GIVEN REQUEST:
Transcribe the full listing exactly, and drop every picture.

begin EXERCISE MATERIAL

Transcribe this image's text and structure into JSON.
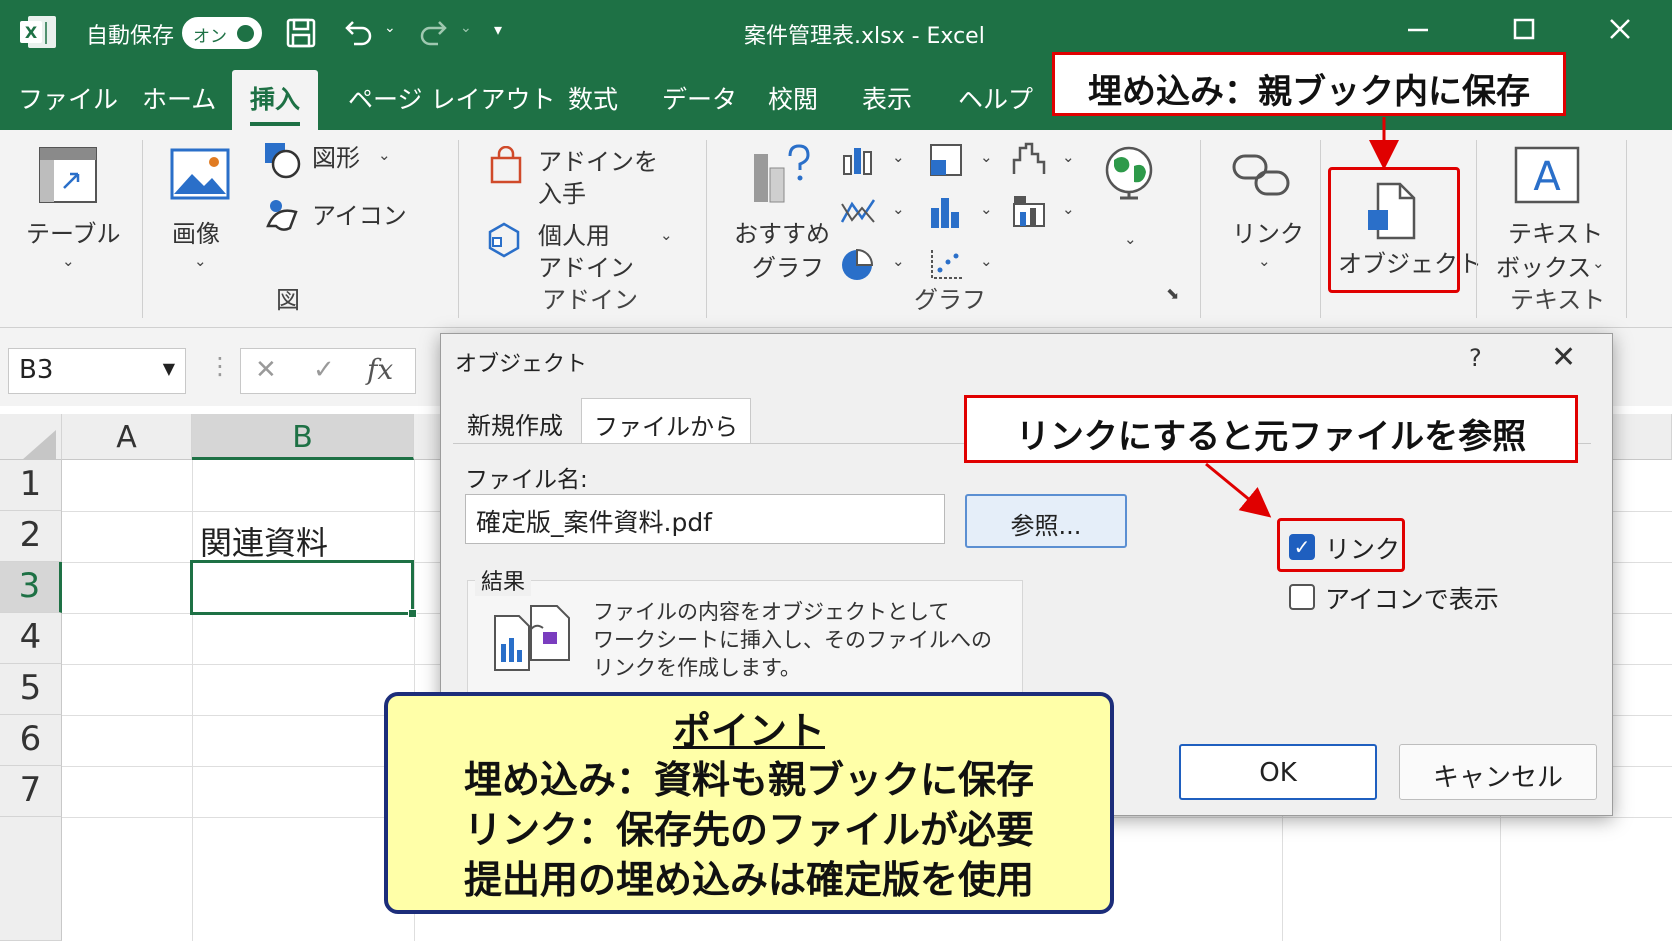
{
  "titlebar": {
    "autosave_label": "自動保存",
    "toggle_label": "オン",
    "title": "案件管理表.xlsx  -  Excel",
    "colors": {
      "excel_green": "#1e7145"
    }
  },
  "tabs": [
    "ファイル",
    "ホーム",
    "挿入",
    "ページ レイアウト",
    "数式",
    "データ",
    "校閲",
    "表示",
    "ヘルプ"
  ],
  "active_tab": "挿入",
  "ribbon": {
    "table_label": "テーブル",
    "image_label": "画像",
    "shapes_label": "図形",
    "icons_label": "アイコン",
    "group_figure": "図",
    "addin_get_1": "アドインを",
    "addin_get_2": "入手",
    "addin_personal_1": "個人用",
    "addin_personal_2": "アドイン",
    "group_addin": "アドイン",
    "rec_chart_1": "おすすめ",
    "rec_chart_2": "グラフ",
    "group_chart": "グラフ",
    "link_label": "リンク",
    "object_label": "オブジェクト",
    "textbox_1": "テキスト",
    "textbox_2": "ボックス",
    "group_text": "テキスト"
  },
  "formula_bar": {
    "name_box": "B3",
    "fx": "fx"
  },
  "sheet": {
    "columns": [
      "A",
      "B"
    ],
    "rows": [
      "1",
      "2",
      "3",
      "4",
      "5",
      "6",
      "7"
    ],
    "b2_value": "関連資料",
    "selected_cell": "B3"
  },
  "dialog": {
    "title": "オブジェクト",
    "help": "?",
    "close": "✕",
    "tab_new": "新規作成",
    "tab_from_file": "ファイルから",
    "file_name_label": "ファイル名:",
    "file_name_value": "確定版_案件資料.pdf",
    "browse_button": "参照...",
    "link_checkbox": "リンク",
    "link_checked": true,
    "icon_checkbox": "アイコンで表示",
    "icon_checked": false,
    "result_label": "結果",
    "result_line1": "ファイルの内容をオブジェクトとして",
    "result_line2": "ワークシートに挿入し、そのファイルへの",
    "result_line3": "リンクを作成します。",
    "ok_button": "OK",
    "cancel_button": "キャンセル"
  },
  "callouts": {
    "embed": "埋め込み：親ブック内に保存",
    "link": "リンクにすると元ファイルを参照"
  },
  "point": {
    "heading": "ポイント",
    "line1": "埋め込み：資料も親ブックに保存",
    "line2": "リンク：保存先のファイルが必要",
    "line3": "提出用の埋め込みは確定版を使用"
  }
}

end EXERCISE MATERIAL

RESPONSE TO THIS EXERCISE:
Transcribe this image's text and structure into JSON.
{
  "titlebar": {
    "autosave_label": "自動保存",
    "toggle_label": "オン",
    "title": "案件管理表.xlsx  -  Excel",
    "colors": {
      "excel_green": "#1e7145"
    }
  },
  "tabs": [
    "ファイル",
    "ホーム",
    "挿入",
    "ページ レイアウト",
    "数式",
    "データ",
    "校閲",
    "表示",
    "ヘルプ"
  ],
  "active_tab": "挿入",
  "ribbon": {
    "table_label": "テーブル",
    "image_label": "画像",
    "shapes_label": "図形",
    "icons_label": "アイコン",
    "group_figure": "図",
    "addin_get_1": "アドインを",
    "addin_get_2": "入手",
    "addin_personal_1": "個人用",
    "addin_personal_2": "アドイン",
    "group_addin": "アドイン",
    "rec_chart_1": "おすすめ",
    "rec_chart_2": "グラフ",
    "group_chart": "グラフ",
    "link_label": "リンク",
    "object_label": "オブジェクト",
    "textbox_1": "テキスト",
    "textbox_2": "ボックス",
    "group_text": "テキスト"
  },
  "formula_bar": {
    "name_box": "B3",
    "fx": "fx"
  },
  "sheet": {
    "columns": [
      "A",
      "B"
    ],
    "rows": [
      "1",
      "2",
      "3",
      "4",
      "5",
      "6",
      "7"
    ],
    "b2_value": "関連資料",
    "selected_cell": "B3"
  },
  "dialog": {
    "title": "オブジェクト",
    "help": "?",
    "close": "✕",
    "tab_new": "新規作成",
    "tab_from_file": "ファイルから",
    "file_name_label": "ファイル名:",
    "file_name_value": "確定版_案件資料.pdf",
    "browse_button": "参照...",
    "link_checkbox": "リンク",
    "link_checked": true,
    "icon_checkbox": "アイコンで表示",
    "icon_checked": false,
    "result_label": "結果",
    "result_line1": "ファイルの内容をオブジェクトとして",
    "result_line2": "ワークシートに挿入し、そのファイルへの",
    "result_line3": "リンクを作成します。",
    "ok_button": "OK",
    "cancel_button": "キャンセル"
  },
  "callouts": {
    "embed": "埋め込み：親ブック内に保存",
    "link": "リンクにすると元ファイルを参照"
  },
  "point": {
    "heading": "ポイント",
    "line1": "埋め込み：資料も親ブックに保存",
    "line2": "リンク：保存先のファイルが必要",
    "line3": "提出用の埋め込みは確定版を使用"
  }
}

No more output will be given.